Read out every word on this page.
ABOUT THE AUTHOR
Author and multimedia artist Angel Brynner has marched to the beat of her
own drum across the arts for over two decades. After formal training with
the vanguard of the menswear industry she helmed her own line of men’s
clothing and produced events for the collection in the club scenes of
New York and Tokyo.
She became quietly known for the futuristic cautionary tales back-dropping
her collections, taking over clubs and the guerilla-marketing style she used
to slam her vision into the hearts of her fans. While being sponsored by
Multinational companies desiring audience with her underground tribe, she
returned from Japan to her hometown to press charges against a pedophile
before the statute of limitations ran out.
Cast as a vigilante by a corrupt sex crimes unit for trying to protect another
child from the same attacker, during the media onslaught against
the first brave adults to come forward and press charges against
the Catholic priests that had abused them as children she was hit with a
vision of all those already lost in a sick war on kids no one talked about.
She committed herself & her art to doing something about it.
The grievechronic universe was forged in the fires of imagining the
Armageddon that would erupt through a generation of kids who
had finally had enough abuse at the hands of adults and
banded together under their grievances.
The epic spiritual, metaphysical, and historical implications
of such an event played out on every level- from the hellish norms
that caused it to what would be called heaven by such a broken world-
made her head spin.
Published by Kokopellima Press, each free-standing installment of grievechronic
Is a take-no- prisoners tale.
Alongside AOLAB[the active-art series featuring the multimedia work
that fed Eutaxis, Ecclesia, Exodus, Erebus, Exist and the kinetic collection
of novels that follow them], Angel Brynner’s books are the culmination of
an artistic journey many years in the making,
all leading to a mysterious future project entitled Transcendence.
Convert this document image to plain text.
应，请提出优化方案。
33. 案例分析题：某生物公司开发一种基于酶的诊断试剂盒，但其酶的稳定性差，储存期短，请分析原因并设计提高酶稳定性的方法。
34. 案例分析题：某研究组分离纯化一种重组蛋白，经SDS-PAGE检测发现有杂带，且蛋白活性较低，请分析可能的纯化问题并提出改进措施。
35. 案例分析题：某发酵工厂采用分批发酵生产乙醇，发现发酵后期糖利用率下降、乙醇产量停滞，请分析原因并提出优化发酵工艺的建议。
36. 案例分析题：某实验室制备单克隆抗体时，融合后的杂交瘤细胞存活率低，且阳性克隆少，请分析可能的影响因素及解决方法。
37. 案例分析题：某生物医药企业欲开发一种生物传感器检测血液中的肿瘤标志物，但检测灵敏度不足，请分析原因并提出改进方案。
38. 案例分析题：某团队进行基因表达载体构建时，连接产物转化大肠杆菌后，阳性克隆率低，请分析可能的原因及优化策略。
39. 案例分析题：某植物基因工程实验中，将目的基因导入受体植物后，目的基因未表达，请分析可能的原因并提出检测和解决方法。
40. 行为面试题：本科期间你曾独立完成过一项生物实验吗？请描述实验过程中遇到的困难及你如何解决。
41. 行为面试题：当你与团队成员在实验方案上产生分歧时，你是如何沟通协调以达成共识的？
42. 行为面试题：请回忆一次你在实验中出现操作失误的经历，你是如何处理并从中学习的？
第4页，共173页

* _Task instructions_:
Copy exactly the lines from the one containing "Convert this document image to plain text." through the last line of the records, both included, and nothing else.

* _Answer to this exercise_:
Convert this document image to plain text.
应，请提出优化方案。
33. 案例分析题：某生物公司开发一种基于酶的诊断试剂盒，但其酶的稳定性差，储存期短，请分析原因并设计提高酶稳定性的方法。
34. 案例分析题：某研究组分离纯化一种重组蛋白，经SDS-PAGE检测发现有杂带，且蛋白活性较低，请分析可能的纯化问题并提出改进措施。
35. 案例分析题：某发酵工厂采用分批发酵生产乙醇，发现发酵后期糖利用率下降、乙醇产量停滞，请分析原因并提出优化发酵工艺的建议。
36. 案例分析题：某实验室制备单克隆抗体时，融合后的杂交瘤细胞存活率低，且阳性克隆少，请分析可能的影响因素及解决方法。
37. 案例分析题：某生物医药企业欲开发一种生物传感器检测血液中的肿瘤标志物，但检测灵敏度不足，请分析原因并提出改进方案。
38. 案例分析题：某团队进行基因表达载体构建时，连接产物转化大肠杆菌后，阳性克隆率低，请分析可能的原因及优化策略。
39. 案例分析题：某植物基因工程实验中，将目的基因导入受体植物后，目的基因未表达，请分析可能的原因并提出检测和解决方法。
40. 行为面试题：本科期间你曾独立完成过一项生物实验吗？请描述实验过程中遇到的困难及你如何解决。
41. 行为面试题：当你与团队成员在实验方案上产生分歧时，你是如何沟通协调以达成共识的？
42. 行为面试题：请回忆一次你在实验中出现操作失误的经历，你是如何处理并从中学习的？
第4页，共173页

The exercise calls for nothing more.